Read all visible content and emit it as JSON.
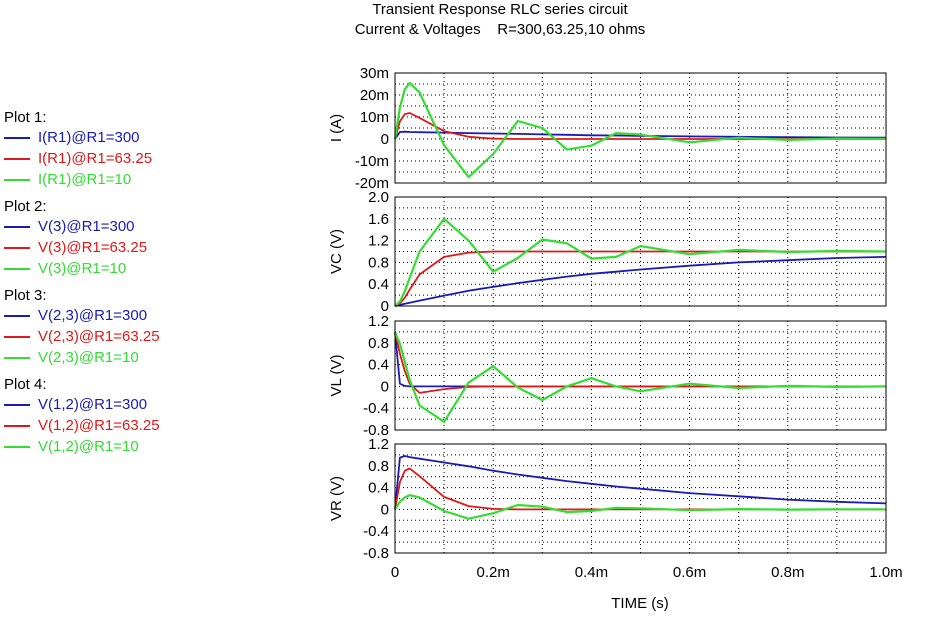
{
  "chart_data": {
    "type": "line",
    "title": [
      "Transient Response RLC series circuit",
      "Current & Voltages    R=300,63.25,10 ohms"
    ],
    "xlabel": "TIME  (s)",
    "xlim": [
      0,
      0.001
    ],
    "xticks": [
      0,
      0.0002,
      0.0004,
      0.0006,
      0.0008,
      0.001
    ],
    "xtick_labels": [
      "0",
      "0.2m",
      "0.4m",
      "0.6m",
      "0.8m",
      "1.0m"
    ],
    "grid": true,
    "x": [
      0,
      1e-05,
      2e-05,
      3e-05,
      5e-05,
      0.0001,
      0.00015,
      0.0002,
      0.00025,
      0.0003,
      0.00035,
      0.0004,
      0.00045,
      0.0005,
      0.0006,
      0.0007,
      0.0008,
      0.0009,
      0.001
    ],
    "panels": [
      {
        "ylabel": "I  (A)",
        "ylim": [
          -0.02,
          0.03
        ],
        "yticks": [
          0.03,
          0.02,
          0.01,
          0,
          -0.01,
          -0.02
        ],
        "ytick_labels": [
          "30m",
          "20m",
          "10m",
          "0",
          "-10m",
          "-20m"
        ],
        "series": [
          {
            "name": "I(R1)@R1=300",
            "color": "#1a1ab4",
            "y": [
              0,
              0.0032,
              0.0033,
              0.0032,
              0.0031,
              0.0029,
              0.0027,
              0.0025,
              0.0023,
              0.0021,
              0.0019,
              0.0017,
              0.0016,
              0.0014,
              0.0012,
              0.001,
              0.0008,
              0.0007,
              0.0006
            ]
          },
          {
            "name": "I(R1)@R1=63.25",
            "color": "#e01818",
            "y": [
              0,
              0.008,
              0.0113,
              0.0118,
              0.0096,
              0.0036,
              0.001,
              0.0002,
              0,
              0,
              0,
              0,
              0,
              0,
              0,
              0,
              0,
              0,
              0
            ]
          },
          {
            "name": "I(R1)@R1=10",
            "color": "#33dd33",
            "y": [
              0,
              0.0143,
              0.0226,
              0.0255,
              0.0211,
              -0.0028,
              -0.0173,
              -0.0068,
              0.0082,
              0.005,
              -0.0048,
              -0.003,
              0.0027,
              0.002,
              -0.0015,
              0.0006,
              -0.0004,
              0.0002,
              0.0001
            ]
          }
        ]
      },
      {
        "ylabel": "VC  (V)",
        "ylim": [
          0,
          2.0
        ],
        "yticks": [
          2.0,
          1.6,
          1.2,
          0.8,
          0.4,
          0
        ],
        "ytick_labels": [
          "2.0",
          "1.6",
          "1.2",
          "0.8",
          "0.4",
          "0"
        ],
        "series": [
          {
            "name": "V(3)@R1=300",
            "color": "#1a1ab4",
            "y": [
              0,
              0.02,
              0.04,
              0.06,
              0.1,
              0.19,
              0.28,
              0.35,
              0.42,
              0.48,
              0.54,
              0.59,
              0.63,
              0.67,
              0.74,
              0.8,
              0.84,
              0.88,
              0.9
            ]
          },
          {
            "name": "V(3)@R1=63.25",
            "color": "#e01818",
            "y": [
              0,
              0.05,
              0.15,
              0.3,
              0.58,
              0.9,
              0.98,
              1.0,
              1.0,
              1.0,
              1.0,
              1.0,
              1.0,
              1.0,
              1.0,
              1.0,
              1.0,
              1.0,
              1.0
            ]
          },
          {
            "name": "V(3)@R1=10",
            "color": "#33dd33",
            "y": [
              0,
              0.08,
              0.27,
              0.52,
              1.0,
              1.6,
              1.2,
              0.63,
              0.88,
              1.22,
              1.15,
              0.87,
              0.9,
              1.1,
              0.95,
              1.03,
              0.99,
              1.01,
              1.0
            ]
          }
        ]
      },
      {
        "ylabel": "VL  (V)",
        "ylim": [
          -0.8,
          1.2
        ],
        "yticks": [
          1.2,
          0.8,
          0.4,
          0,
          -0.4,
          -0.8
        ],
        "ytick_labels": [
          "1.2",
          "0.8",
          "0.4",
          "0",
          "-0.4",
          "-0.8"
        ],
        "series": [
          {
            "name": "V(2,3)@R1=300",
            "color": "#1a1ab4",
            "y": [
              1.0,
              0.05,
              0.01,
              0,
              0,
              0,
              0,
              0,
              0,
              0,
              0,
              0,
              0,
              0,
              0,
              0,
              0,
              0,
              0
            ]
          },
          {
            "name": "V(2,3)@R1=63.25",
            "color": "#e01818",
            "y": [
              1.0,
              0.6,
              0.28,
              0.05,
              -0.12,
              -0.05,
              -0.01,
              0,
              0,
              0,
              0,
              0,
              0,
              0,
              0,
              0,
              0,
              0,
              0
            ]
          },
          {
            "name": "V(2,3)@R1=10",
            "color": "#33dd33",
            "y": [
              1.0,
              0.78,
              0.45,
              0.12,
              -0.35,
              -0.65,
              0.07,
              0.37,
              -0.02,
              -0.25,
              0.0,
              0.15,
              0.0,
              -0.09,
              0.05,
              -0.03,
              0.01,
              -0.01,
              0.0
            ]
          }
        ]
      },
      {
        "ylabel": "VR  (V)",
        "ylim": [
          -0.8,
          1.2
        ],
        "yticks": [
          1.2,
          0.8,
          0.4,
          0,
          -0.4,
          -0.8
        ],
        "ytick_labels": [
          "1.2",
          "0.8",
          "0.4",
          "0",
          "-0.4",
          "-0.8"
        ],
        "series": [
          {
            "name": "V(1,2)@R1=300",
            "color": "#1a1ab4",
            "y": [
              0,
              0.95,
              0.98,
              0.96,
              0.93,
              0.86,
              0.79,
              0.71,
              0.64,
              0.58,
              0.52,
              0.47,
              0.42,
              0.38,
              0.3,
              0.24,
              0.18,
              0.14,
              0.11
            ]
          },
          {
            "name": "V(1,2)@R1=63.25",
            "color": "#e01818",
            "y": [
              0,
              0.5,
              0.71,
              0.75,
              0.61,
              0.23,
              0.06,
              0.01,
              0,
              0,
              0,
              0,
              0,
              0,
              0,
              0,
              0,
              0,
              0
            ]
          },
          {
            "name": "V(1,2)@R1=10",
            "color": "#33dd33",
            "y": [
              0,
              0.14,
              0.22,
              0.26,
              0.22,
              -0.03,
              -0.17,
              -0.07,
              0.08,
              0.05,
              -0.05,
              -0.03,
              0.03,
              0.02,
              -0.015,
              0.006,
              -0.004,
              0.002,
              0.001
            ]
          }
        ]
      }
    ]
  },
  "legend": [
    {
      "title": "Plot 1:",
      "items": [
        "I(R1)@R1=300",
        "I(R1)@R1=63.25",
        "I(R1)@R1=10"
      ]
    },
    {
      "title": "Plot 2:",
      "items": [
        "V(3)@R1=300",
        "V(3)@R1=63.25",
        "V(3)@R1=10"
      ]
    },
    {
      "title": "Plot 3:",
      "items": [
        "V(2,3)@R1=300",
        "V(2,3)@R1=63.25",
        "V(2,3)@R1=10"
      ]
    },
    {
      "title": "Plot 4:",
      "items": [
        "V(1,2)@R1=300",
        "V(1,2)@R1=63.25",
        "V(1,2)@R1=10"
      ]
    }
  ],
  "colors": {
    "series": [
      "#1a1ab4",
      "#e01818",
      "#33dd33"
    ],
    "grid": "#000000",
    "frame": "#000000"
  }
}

☆ ☆ ☆ ☆ ☆

## Challenge
Print all of the entries word for word. Omit the pictures they contain.

## Answer below
Read all visible content and emit it as JSON.
{
  "chart_data": {
    "type": "line",
    "title": [
      "Transient Response RLC series circuit",
      "Current & Voltages    R=300,63.25,10 ohms"
    ],
    "xlabel": "TIME  (s)",
    "xlim": [
      0,
      0.001
    ],
    "xticks": [
      0,
      0.0002,
      0.0004,
      0.0006,
      0.0008,
      0.001
    ],
    "xtick_labels": [
      "0",
      "0.2m",
      "0.4m",
      "0.6m",
      "0.8m",
      "1.0m"
    ],
    "grid": true,
    "x": [
      0,
      1e-05,
      2e-05,
      3e-05,
      5e-05,
      0.0001,
      0.00015,
      0.0002,
      0.00025,
      0.0003,
      0.00035,
      0.0004,
      0.00045,
      0.0005,
      0.0006,
      0.0007,
      0.0008,
      0.0009,
      0.001
    ],
    "panels": [
      {
        "ylabel": "I  (A)",
        "ylim": [
          -0.02,
          0.03
        ],
        "yticks": [
          0.03,
          0.02,
          0.01,
          0,
          -0.01,
          -0.02
        ],
        "ytick_labels": [
          "30m",
          "20m",
          "10m",
          "0",
          "-10m",
          "-20m"
        ],
        "series": [
          {
            "name": "I(R1)@R1=300",
            "color": "#1a1ab4",
            "y": [
              0,
              0.0032,
              0.0033,
              0.0032,
              0.0031,
              0.0029,
              0.0027,
              0.0025,
              0.0023,
              0.0021,
              0.0019,
              0.0017,
              0.0016,
              0.0014,
              0.0012,
              0.001,
              0.0008,
              0.0007,
              0.0006
            ]
          },
          {
            "name": "I(R1)@R1=63.25",
            "color": "#e01818",
            "y": [
              0,
              0.008,
              0.0113,
              0.0118,
              0.0096,
              0.0036,
              0.001,
              0.0002,
              0,
              0,
              0,
              0,
              0,
              0,
              0,
              0,
              0,
              0,
              0
            ]
          },
          {
            "name": "I(R1)@R1=10",
            "color": "#33dd33",
            "y": [
              0,
              0.0143,
              0.0226,
              0.0255,
              0.0211,
              -0.0028,
              -0.0173,
              -0.0068,
              0.0082,
              0.005,
              -0.0048,
              -0.003,
              0.0027,
              0.002,
              -0.0015,
              0.0006,
              -0.0004,
              0.0002,
              0.0001
            ]
          }
        ]
      },
      {
        "ylabel": "VC  (V)",
        "ylim": [
          0,
          2.0
        ],
        "yticks": [
          2.0,
          1.6,
          1.2,
          0.8,
          0.4,
          0
        ],
        "ytick_labels": [
          "2.0",
          "1.6",
          "1.2",
          "0.8",
          "0.4",
          "0"
        ],
        "series": [
          {
            "name": "V(3)@R1=300",
            "color": "#1a1ab4",
            "y": [
              0,
              0.02,
              0.04,
              0.06,
              0.1,
              0.19,
              0.28,
              0.35,
              0.42,
              0.48,
              0.54,
              0.59,
              0.63,
              0.67,
              0.74,
              0.8,
              0.84,
              0.88,
              0.9
            ]
          },
          {
            "name": "V(3)@R1=63.25",
            "color": "#e01818",
            "y": [
              0,
              0.05,
              0.15,
              0.3,
              0.58,
              0.9,
              0.98,
              1.0,
              1.0,
              1.0,
              1.0,
              1.0,
              1.0,
              1.0,
              1.0,
              1.0,
              1.0,
              1.0,
              1.0
            ]
          },
          {
            "name": "V(3)@R1=10",
            "color": "#33dd33",
            "y": [
              0,
              0.08,
              0.27,
              0.52,
              1.0,
              1.6,
              1.2,
              0.63,
              0.88,
              1.22,
              1.15,
              0.87,
              0.9,
              1.1,
              0.95,
              1.03,
              0.99,
              1.01,
              1.0
            ]
          }
        ]
      },
      {
        "ylabel": "VL  (V)",
        "ylim": [
          -0.8,
          1.2
        ],
        "yticks": [
          1.2,
          0.8,
          0.4,
          0,
          -0.4,
          -0.8
        ],
        "ytick_labels": [
          "1.2",
          "0.8",
          "0.4",
          "0",
          "-0.4",
          "-0.8"
        ],
        "series": [
          {
            "name": "V(2,3)@R1=300",
            "color": "#1a1ab4",
            "y": [
              1.0,
              0.05,
              0.01,
              0,
              0,
              0,
              0,
              0,
              0,
              0,
              0,
              0,
              0,
              0,
              0,
              0,
              0,
              0,
              0
            ]
          },
          {
            "name": "V(2,3)@R1=63.25",
            "color": "#e01818",
            "y": [
              1.0,
              0.6,
              0.28,
              0.05,
              -0.12,
              -0.05,
              -0.01,
              0,
              0,
              0,
              0,
              0,
              0,
              0,
              0,
              0,
              0,
              0,
              0
            ]
          },
          {
            "name": "V(2,3)@R1=10",
            "color": "#33dd33",
            "y": [
              1.0,
              0.78,
              0.45,
              0.12,
              -0.35,
              -0.65,
              0.07,
              0.37,
              -0.02,
              -0.25,
              0.0,
              0.15,
              0.0,
              -0.09,
              0.05,
              -0.03,
              0.01,
              -0.01,
              0.0
            ]
          }
        ]
      },
      {
        "ylabel": "VR  (V)",
        "ylim": [
          -0.8,
          1.2
        ],
        "yticks": [
          1.2,
          0.8,
          0.4,
          0,
          -0.4,
          -0.8
        ],
        "ytick_labels": [
          "1.2",
          "0.8",
          "0.4",
          "0",
          "-0.4",
          "-0.8"
        ],
        "series": [
          {
            "name": "V(1,2)@R1=300",
            "color": "#1a1ab4",
            "y": [
              0,
              0.95,
              0.98,
              0.96,
              0.93,
              0.86,
              0.79,
              0.71,
              0.64,
              0.58,
              0.52,
              0.47,
              0.42,
              0.38,
              0.3,
              0.24,
              0.18,
              0.14,
              0.11
            ]
          },
          {
            "name": "V(1,2)@R1=63.25",
            "color": "#e01818",
            "y": [
              0,
              0.5,
              0.71,
              0.75,
              0.61,
              0.23,
              0.06,
              0.01,
              0,
              0,
              0,
              0,
              0,
              0,
              0,
              0,
              0,
              0,
              0
            ]
          },
          {
            "name": "V(1,2)@R1=10",
            "color": "#33dd33",
            "y": [
              0,
              0.14,
              0.22,
              0.26,
              0.22,
              -0.03,
              -0.17,
              -0.07,
              0.08,
              0.05,
              -0.05,
              -0.03,
              0.03,
              0.02,
              -0.015,
              0.006,
              -0.004,
              0.002,
              0.001
            ]
          }
        ]
      }
    ]
  },
  "legend": [
    {
      "title": "Plot 1:",
      "items": [
        "I(R1)@R1=300",
        "I(R1)@R1=63.25",
        "I(R1)@R1=10"
      ]
    },
    {
      "title": "Plot 2:",
      "items": [
        "V(3)@R1=300",
        "V(3)@R1=63.25",
        "V(3)@R1=10"
      ]
    },
    {
      "title": "Plot 3:",
      "items": [
        "V(2,3)@R1=300",
        "V(2,3)@R1=63.25",
        "V(2,3)@R1=10"
      ]
    },
    {
      "title": "Plot 4:",
      "items": [
        "V(1,2)@R1=300",
        "V(1,2)@R1=63.25",
        "V(1,2)@R1=10"
      ]
    }
  ],
  "colors": {
    "series": [
      "#1a1ab4",
      "#e01818",
      "#33dd33"
    ],
    "grid": "#000000",
    "frame": "#000000"
  }
}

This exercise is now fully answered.